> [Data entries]
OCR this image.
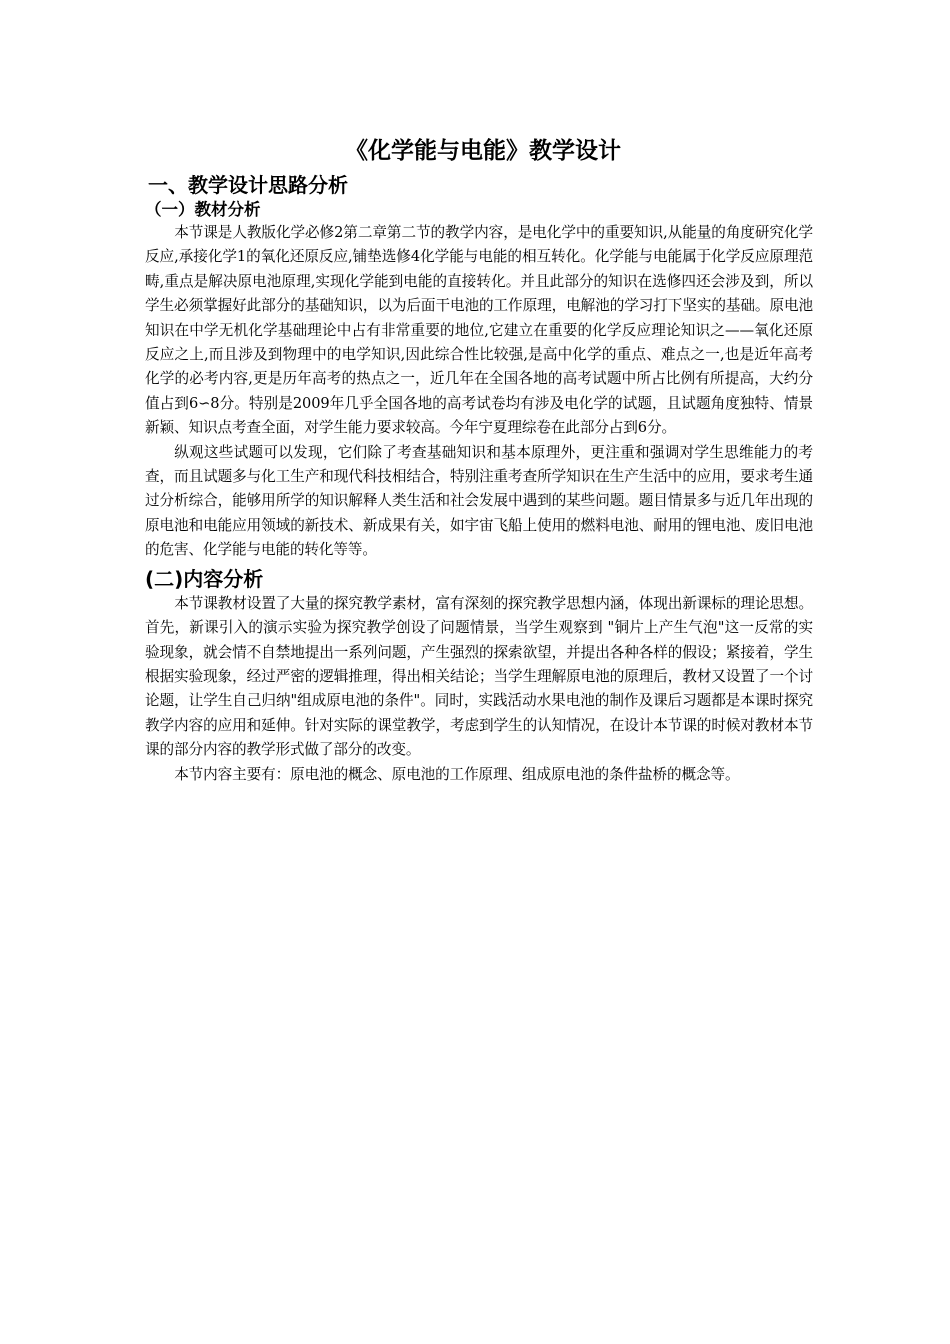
《化学能与电能》教学设计
一、教学设计思路分析
（一）教材分析

本节课是人教版化学必修2第二章第二节的教学内容，是电化学中的重要知识,从能量的角度研究化学反应,承接化学1的氧化还原反应,铺垫选修4化学能与电能的相互转化。化学能与电能属于化学反应原理范畴,重点是解决原电池原理,实现化学能到电能的直接转化。并且此部分的知识在选修四还会涉及到，所以学生必须掌握好此部分的基础知识，以为后面干电池的工作原理，电解池的学习打下坚实的基础。原电池知识在中学无机化学基础理论中占有非常重要的地位,它建立在重要的化学反应理论知识之——氧化还原反应之上,而且涉及到物理中的电学知识,因此综合性比较强,是高中化学的重点、难点之一,也是近年高考化学的必考内容,更是历年高考的热点之一，近几年在全国各地的高考试题中所占比例有所提高，大约分值占到6∽8分。特别是2009年几乎全国各地的高考试卷均有涉及电化学的试题，且试题角度独特、情景新颖、知识点考查全面，对学生能力要求较高。今年宁夏理综卷在此部分占到6分。

纵观这些试题可以发现，它们除了考查基础知识和基本原理外，更注重和强调对学生思维能力的考查，而且试题多与化工生产和现代科技相结合，特别注重考查所学知识在生产生活中的应用，要求考生通过分析综合，能够用所学的知识解释人类生活和社会发展中遇到的某些问题。题目情景多与近几年出现的原电池和电能应用领域的新技术、新成果有关，如宇宙飞船上使用的燃料电池、耐用的锂电池、废旧电池的危害、化学能与电能的转化等等。

(二)内容分析

本节课教材设置了大量的探究教学素材，富有深刻的探究教学思想内涵，体现出新课标的理论思想。首先，新课引入的演示实验为探究教学创设了问题情景，当学生观察到 "铜片上产生气泡"这一反常的实验现象，就会情不自禁地提出一系列问题，产生强烈的探索欲望，并提出各种各样的假设；紧接着，学生根据实验现象，经过严密的逻辑推理，得出相关结论；当学生理解原电池的原理后，教材又设置了一个讨论题，让学生自己归纳"组成原电池的条件"。同时，实践活动水果电池的制作及课后习题都是本课时探究教学内容的应用和延伸。针对实际的课堂教学，考虑到学生的认知情况，在设计本节课的时候对教材本节课的部分内容的教学形式做了部分的改变。

本节内容主要有：原电池的概念、原电池的工作原理、组成原电池的条件盐桥的概念等。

> [WORK REQUIRED] Please write out all of the material above without changing a word, and omit any pictures.

> [ANSWER FOR THE TASK]
OCR this image.
《化学能与电能》教学设计
一、教学设计思路分析
（一）教材分析

本节课是人教版化学必修2第二章第二节的教学内容，是电化学中的重要知识,从能量的角度研究化学反应,承接化学1的氧化还原反应,铺垫选修4化学能与电能的相互转化。化学能与电能属于化学反应原理范畴,重点是解决原电池原理,实现化学能到电能的直接转化。并且此部分的知识在选修四还会涉及到，所以学生必须掌握好此部分的基础知识，以为后面干电池的工作原理，电解池的学习打下坚实的基础。原电池知识在中学无机化学基础理论中占有非常重要的地位,它建立在重要的化学反应理论知识之——氧化还原反应之上,而且涉及到物理中的电学知识,因此综合性比较强,是高中化学的重点、难点之一,也是近年高考化学的必考内容,更是历年高考的热点之一，近几年在全国各地的高考试题中所占比例有所提高，大约分值占到6∽8分。特别是2009年几乎全国各地的高考试卷均有涉及电化学的试题，且试题角度独特、情景新颖、知识点考查全面，对学生能力要求较高。今年宁夏理综卷在此部分占到6分。

纵观这些试题可以发现，它们除了考查基础知识和基本原理外，更注重和强调对学生思维能力的考查，而且试题多与化工生产和现代科技相结合，特别注重考查所学知识在生产生活中的应用，要求考生通过分析综合，能够用所学的知识解释人类生活和社会发展中遇到的某些问题。题目情景多与近几年出现的原电池和电能应用领域的新技术、新成果有关，如宇宙飞船上使用的燃料电池、耐用的锂电池、废旧电池的危害、化学能与电能的转化等等。

(二)内容分析

本节课教材设置了大量的探究教学素材，富有深刻的探究教学思想内涵，体现出新课标的理论思想。首先，新课引入的演示实验为探究教学创设了问题情景，当学生观察到 "铜片上产生气泡"这一反常的实验现象，就会情不自禁地提出一系列问题，产生强烈的探索欲望，并提出各种各样的假设；紧接着，学生根据实验现象，经过严密的逻辑推理，得出相关结论；当学生理解原电池的原理后，教材又设置了一个讨论题，让学生自己归纳"组成原电池的条件"。同时，实践活动水果电池的制作及课后习题都是本课时探究教学内容的应用和延伸。针对实际的课堂教学，考虑到学生的认知情况，在设计本节课的时候对教材本节课的部分内容的教学形式做了部分的改变。

本节内容主要有：原电池的概念、原电池的工作原理、组成原电池的条件盐桥的概念等。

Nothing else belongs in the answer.